What to work on
Select all lines in the records that include "Index".
** Start of Extracted entries **
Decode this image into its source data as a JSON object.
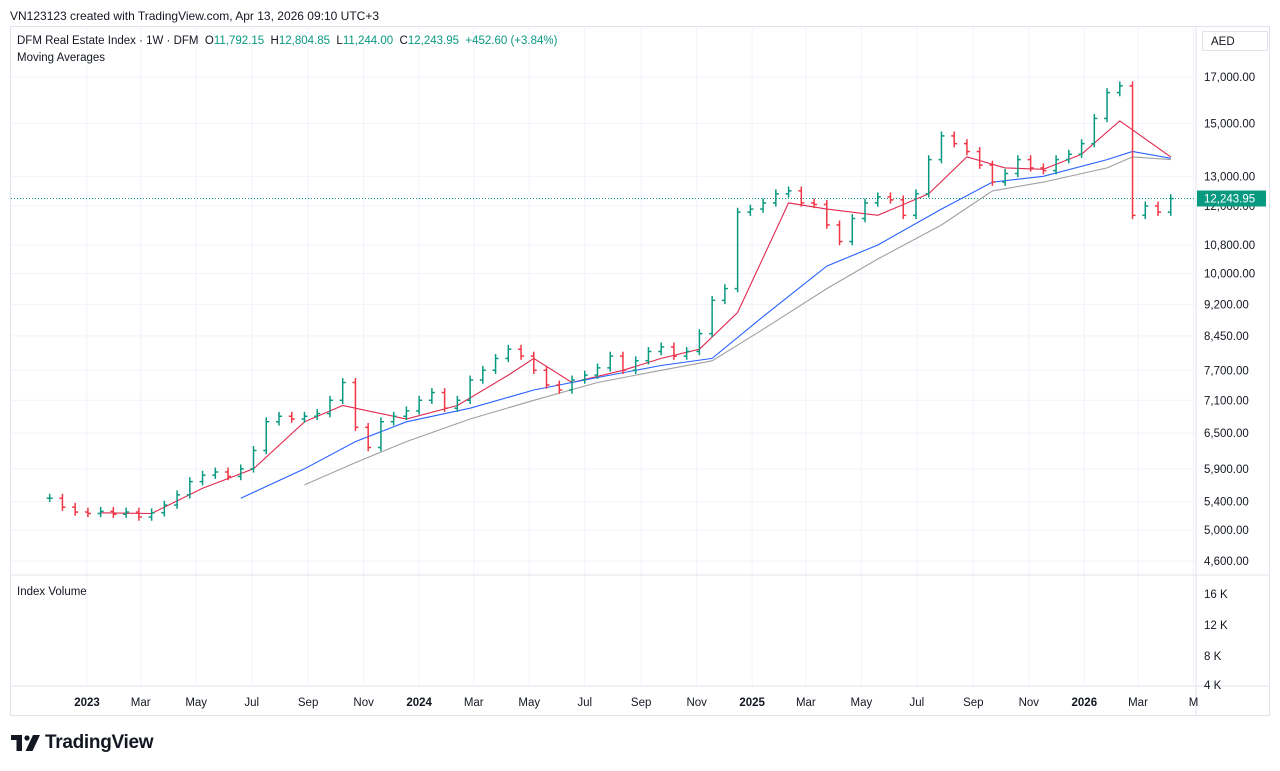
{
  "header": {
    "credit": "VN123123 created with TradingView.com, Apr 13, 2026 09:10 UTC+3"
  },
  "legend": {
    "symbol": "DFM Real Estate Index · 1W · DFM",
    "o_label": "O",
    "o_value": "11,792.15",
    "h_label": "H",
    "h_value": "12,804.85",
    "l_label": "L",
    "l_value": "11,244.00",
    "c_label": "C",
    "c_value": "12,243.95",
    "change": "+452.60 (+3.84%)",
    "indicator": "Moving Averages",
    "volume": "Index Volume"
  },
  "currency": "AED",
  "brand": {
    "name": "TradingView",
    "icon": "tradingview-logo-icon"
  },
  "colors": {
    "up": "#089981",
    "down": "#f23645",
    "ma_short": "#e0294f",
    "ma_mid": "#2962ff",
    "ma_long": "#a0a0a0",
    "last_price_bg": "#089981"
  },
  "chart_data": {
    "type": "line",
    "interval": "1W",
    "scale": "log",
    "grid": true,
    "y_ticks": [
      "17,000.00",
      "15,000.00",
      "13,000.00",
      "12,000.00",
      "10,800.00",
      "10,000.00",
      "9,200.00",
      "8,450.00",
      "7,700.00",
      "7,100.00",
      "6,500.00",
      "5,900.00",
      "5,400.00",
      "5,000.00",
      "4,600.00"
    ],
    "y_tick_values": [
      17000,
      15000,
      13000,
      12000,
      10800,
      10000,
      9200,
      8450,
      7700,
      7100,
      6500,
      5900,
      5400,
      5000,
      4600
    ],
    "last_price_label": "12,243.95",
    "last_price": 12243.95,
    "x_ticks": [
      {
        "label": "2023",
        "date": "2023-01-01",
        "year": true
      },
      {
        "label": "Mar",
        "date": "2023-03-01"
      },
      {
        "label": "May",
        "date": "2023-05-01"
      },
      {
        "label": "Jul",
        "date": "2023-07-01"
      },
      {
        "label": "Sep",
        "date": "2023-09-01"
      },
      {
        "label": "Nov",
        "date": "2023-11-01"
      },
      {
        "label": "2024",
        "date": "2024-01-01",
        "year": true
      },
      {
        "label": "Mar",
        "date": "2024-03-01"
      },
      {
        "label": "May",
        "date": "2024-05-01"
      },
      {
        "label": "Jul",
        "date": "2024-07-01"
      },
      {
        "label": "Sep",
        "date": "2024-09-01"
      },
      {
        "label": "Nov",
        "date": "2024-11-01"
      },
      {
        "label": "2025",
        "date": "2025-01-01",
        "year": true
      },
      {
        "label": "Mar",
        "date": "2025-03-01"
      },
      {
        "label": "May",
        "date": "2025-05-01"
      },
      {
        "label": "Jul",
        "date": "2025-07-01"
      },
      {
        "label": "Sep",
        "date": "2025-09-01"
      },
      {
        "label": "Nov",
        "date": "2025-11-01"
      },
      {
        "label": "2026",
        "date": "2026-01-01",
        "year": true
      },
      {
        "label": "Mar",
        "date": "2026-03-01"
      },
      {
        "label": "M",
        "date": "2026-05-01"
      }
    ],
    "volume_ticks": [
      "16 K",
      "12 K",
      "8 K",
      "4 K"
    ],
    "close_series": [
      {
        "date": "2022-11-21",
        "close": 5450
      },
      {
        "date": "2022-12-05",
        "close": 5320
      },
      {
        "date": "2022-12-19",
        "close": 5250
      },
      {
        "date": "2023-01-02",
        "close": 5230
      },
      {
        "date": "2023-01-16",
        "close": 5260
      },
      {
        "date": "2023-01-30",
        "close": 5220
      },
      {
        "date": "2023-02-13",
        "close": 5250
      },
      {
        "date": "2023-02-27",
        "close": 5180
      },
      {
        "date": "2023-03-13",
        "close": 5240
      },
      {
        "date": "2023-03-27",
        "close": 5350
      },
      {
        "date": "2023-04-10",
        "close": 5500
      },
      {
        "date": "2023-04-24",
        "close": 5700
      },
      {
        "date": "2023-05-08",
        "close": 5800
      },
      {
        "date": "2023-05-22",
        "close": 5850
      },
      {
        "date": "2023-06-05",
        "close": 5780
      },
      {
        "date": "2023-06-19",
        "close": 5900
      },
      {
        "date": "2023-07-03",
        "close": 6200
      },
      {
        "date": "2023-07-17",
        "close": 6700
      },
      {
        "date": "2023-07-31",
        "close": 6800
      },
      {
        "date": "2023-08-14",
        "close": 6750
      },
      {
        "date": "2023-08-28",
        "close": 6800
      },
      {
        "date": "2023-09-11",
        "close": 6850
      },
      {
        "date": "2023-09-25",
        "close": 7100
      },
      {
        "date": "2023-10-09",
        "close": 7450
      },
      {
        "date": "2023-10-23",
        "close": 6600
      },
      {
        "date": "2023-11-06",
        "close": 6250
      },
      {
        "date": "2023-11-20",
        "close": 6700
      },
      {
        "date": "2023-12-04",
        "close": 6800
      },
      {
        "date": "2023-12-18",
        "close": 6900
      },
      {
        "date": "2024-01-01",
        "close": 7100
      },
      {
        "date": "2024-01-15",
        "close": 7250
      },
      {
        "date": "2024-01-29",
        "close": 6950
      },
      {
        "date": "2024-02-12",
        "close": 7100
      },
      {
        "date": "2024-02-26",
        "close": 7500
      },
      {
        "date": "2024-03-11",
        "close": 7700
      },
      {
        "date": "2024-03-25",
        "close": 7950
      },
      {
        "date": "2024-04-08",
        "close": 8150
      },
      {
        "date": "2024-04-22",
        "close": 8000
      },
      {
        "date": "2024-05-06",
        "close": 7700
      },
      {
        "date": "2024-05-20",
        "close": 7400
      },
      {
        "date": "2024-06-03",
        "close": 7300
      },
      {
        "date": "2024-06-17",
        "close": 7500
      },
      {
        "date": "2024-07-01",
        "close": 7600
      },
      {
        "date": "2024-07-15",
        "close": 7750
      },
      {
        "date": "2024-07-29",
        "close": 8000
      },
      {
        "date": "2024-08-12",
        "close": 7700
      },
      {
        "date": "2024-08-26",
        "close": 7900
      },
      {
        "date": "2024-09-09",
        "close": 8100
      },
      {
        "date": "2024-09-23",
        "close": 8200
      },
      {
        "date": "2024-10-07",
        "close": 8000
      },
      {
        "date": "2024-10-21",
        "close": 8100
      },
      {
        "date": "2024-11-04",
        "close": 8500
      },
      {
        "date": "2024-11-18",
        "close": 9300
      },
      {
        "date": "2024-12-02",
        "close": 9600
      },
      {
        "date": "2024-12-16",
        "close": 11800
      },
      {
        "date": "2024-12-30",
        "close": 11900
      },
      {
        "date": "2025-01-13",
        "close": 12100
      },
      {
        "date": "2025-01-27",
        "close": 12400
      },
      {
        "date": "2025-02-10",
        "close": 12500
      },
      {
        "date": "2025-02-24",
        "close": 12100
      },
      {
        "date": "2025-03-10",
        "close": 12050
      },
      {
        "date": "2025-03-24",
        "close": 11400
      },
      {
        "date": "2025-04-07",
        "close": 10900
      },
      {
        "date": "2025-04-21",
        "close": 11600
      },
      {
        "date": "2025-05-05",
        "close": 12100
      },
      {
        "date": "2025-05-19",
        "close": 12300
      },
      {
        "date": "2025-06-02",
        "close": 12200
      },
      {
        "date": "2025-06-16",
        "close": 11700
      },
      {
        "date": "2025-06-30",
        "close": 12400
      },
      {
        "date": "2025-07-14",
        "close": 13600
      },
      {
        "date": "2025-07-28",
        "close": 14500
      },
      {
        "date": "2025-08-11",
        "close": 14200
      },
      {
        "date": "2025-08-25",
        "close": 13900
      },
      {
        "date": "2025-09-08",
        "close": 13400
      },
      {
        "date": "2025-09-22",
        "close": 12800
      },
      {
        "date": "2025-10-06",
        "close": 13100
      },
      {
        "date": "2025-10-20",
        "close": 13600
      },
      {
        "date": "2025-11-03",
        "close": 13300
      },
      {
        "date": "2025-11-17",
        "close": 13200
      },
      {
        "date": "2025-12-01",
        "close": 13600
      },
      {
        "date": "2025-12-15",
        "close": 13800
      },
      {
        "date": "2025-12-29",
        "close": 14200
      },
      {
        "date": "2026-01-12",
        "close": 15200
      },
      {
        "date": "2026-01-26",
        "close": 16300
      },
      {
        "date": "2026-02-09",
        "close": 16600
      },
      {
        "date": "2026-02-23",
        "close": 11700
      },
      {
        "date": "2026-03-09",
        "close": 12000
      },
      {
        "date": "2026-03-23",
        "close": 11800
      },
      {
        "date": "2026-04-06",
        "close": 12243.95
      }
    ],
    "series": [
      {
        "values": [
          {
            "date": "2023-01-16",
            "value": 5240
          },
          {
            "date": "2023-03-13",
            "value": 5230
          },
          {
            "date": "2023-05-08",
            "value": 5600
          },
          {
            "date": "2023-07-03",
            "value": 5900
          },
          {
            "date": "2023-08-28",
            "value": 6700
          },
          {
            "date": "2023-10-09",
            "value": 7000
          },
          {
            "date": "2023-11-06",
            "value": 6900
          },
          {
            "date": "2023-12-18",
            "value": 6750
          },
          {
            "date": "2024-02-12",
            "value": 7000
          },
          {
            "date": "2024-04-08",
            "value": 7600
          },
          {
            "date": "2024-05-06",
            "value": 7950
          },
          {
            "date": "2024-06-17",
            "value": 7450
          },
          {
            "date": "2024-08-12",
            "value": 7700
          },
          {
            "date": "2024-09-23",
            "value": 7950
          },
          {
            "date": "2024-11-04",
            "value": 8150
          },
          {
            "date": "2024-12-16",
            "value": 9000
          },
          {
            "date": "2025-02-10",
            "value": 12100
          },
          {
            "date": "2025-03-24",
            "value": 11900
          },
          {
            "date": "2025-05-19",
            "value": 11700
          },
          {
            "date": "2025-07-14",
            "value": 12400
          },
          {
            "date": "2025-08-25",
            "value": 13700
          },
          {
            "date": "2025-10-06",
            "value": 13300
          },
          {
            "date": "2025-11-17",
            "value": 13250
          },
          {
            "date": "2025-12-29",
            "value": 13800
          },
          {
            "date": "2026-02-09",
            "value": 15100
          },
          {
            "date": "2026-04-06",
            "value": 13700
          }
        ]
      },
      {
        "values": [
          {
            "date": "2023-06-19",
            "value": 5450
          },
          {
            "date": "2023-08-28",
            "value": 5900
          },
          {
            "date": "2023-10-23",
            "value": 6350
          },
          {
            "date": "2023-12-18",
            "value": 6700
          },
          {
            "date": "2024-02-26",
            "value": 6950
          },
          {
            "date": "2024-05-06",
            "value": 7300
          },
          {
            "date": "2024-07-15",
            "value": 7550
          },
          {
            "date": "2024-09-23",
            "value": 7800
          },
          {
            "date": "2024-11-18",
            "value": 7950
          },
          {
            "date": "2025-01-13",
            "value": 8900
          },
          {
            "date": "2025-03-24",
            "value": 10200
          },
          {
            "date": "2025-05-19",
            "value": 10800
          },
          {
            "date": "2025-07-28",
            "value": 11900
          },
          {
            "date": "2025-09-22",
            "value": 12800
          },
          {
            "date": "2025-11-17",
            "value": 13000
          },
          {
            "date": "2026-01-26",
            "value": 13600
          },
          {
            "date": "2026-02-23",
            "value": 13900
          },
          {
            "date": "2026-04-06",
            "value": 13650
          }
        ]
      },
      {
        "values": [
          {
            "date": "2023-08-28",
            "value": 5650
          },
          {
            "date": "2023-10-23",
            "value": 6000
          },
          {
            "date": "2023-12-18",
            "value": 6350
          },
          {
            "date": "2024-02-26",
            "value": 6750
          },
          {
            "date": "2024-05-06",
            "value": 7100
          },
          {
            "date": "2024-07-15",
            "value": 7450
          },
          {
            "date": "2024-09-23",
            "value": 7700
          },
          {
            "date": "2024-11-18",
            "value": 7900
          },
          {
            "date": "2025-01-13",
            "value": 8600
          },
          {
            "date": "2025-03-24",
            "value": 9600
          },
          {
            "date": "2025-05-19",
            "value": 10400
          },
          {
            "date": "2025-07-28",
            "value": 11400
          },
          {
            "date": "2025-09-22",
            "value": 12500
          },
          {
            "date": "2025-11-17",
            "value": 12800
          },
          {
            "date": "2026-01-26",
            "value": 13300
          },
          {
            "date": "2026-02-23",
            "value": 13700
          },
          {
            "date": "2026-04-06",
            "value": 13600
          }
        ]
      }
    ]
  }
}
** End of Extracted entries **
Response to this exercise
    "symbol": "DFM Real Estate Index · 1W · DFM",
    "volume": "Index Volume"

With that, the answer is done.